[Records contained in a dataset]
______
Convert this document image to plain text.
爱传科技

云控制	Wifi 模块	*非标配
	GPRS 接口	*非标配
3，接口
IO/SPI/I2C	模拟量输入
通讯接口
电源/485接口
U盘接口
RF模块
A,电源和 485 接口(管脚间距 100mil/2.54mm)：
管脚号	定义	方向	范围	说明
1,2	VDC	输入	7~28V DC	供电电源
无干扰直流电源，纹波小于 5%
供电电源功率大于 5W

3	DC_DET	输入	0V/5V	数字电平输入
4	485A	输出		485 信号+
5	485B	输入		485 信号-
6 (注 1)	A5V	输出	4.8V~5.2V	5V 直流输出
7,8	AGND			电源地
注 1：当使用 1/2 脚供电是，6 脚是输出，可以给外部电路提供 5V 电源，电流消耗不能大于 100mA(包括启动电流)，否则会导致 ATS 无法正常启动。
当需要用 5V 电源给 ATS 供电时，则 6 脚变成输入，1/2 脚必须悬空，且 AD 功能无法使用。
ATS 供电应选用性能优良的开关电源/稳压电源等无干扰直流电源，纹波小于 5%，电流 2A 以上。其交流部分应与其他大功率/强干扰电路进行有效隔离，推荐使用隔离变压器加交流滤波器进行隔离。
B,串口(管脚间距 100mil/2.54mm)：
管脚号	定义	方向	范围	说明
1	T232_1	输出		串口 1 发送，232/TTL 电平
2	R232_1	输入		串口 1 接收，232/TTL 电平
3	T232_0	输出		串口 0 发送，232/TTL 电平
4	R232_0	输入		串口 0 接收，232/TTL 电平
______
• _Your goal_
Each record must be returned exactly as it is written.

• _Answer for the task_
Convert this document image to plain text.
爱传科技

云控制	Wifi 模块	*非标配
	GPRS 接口	*非标配
3，接口
IO/SPI/I2C	模拟量输入
通讯接口
电源/485接口
U盘接口
RF模块
A,电源和 485 接口(管脚间距 100mil/2.54mm)：
管脚号	定义	方向	范围	说明
1,2	VDC	输入	7~28V DC	供电电源
无干扰直流电源，纹波小于 5%
供电电源功率大于 5W

3	DC_DET	输入	0V/5V	数字电平输入
4	485A	输出		485 信号+
5	485B	输入		485 信号-
6 (注 1)	A5V	输出	4.8V~5.2V	5V 直流输出
7,8	AGND			电源地
注 1：当使用 1/2 脚供电是，6 脚是输出，可以给外部电路提供 5V 电源，电流消耗不能大于 100mA(包括启动电流)，否则会导致 ATS 无法正常启动。
当需要用 5V 电源给 ATS 供电时，则 6 脚变成输入，1/2 脚必须悬空，且 AD 功能无法使用。
ATS 供电应选用性能优良的开关电源/稳压电源等无干扰直流电源，纹波小于 5%，电流 2A 以上。其交流部分应与其他大功率/强干扰电路进行有效隔离，推荐使用隔离变压器加交流滤波器进行隔离。
B,串口(管脚间距 100mil/2.54mm)：
管脚号	定义	方向	范围	说明
1	T232_1	输出		串口 1 发送，232/TTL 电平
2	R232_1	输入		串口 1 接收，232/TTL 电平
3	T232_0	输出		串口 0 发送，232/TTL 电平
4	R232_0	输入		串口 0 接收，232/TTL 电平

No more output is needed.